● REQUIRED WORK:
**a.** According to the golf article, where is the US PGA Championship being held?
**b.** Repeat everything in the golf article from "But at its heart" down to "Hertfordshire next month.", word for word.

● READING TEXT:
________
Jordan SpiethImage source, Getty Images
Image caption,

Spieth's early successes came on the back of his putting but that aspect of his game is now regarded as his weak point

US PGA Championship

Venue: Southern Hills Country Club, Tulsa, Oklahoma Date: 19-22 May

Coverage: Live text updates of all four rounds on BBC Sport website. Radio 5 Live updates of rounds one and two. Saturday's round three live on Radio 5 Sports Extra from 20:00 BST. Sunday's final round on 5 Live from 21:00

Listening to Greg Norman it is easy to conclude that golf is fundamentally about money and that not much matters beyond that.

Suggesting we all make mistakes, while trying to brush off the murder in 2018 of dissident Saudi Arabian journalist Jamal Khashoggi at the Saudi consulate in Istanbul, was as crass a gaffe as could be imagined.

But at its heart was a notion that it was more important to consider the £1.6bn of Saudi cash being ploughed into the sport through Norman's LIV Golf Investments and how it is helping the Australian's stated aim of "growing the game".

One of the most striking things that he said in an interview with BBC Sport was that a young amateur could play and earn vast sums from his £20m opening event at the Centurion Club in Hertfordshire next month.

To justify the instant financial gratification his tournament could offer, Norman said players would not have "to go through the laborious process of Monday qualifying to get on the Korn Ferry Tour to then get on the PGA Tour".

In other words, someone can get filthy rich without having to prove themselves by scaling the golfing pyramid, which is a tacit acknowledgment that his forthcoming series of lucrative invitational tournaments rather lack sporting integrity.

This is not something we can say of the event at the heart of golfing attention this week. The US PGA Championship offers genuine golfing history and American Jordan Spieth can cement his place among the greats of the game.

Priceless, as they say.

At Southern Hills in Tulsa, Oklahoma, the 28-year-old Texan will make his sixth attempt to complete the career Grand Slam of winning all four major titles. And he goes into the second men's major of the year in form that suggests it is possible.
________
● DATASET EXTRACT:
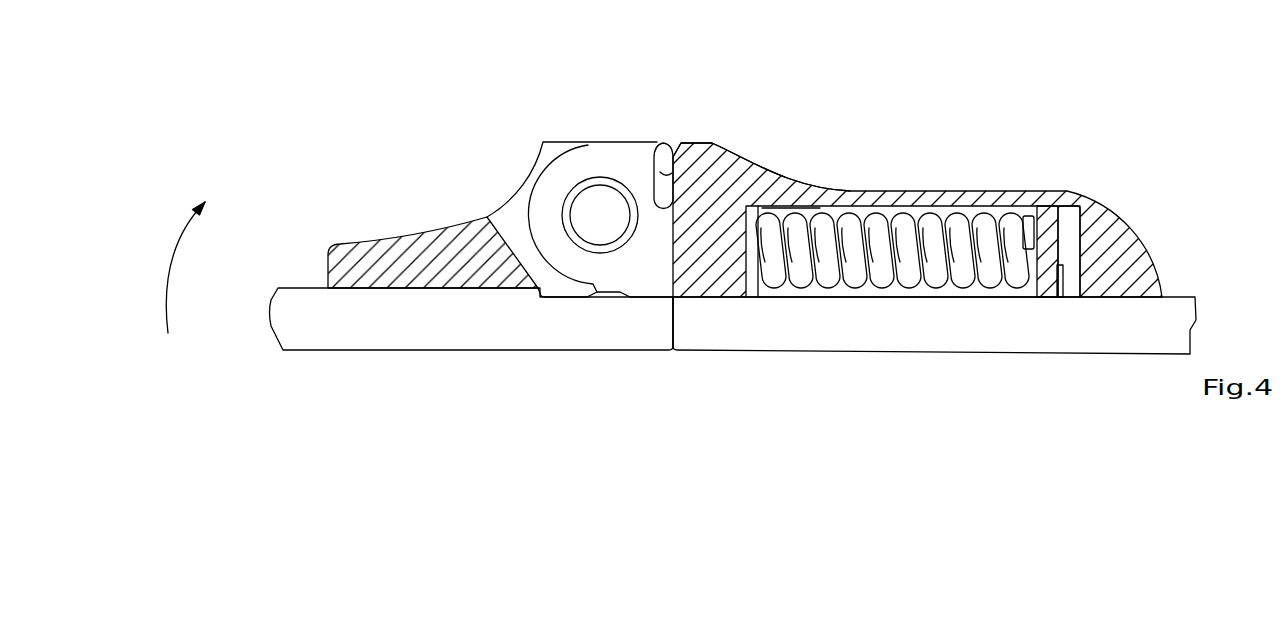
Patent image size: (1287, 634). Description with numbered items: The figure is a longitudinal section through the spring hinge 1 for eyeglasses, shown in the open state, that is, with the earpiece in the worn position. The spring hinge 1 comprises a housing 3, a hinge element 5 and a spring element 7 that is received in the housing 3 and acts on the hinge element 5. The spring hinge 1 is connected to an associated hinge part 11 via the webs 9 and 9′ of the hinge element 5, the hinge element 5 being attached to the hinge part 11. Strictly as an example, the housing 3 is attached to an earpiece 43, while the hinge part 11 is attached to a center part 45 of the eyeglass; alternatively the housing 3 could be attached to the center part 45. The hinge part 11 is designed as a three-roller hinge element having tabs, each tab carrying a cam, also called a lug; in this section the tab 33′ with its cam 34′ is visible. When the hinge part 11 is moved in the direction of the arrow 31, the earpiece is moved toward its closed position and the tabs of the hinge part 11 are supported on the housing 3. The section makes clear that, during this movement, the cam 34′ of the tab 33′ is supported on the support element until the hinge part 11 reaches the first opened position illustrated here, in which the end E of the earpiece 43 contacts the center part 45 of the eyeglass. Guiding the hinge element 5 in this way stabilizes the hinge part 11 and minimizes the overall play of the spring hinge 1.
________
● RESPONSES BY TASK:
**a.** Southern Hills Country Club in Tulsa, Oklahoma.

**b.**
But at its heart was a notion that it was more important to consider the £1.6bn of Saudi cash being ploughed into the sport through Norman's LIV Golf Investments and how it is helping the Australian's stated aim of "growing the game".

One of the most striking things that he said in an interview with BBC Sport was that a young amateur could play and earn vast sums from his £20m opening event at the Centurion Club in Hertfordshire next month.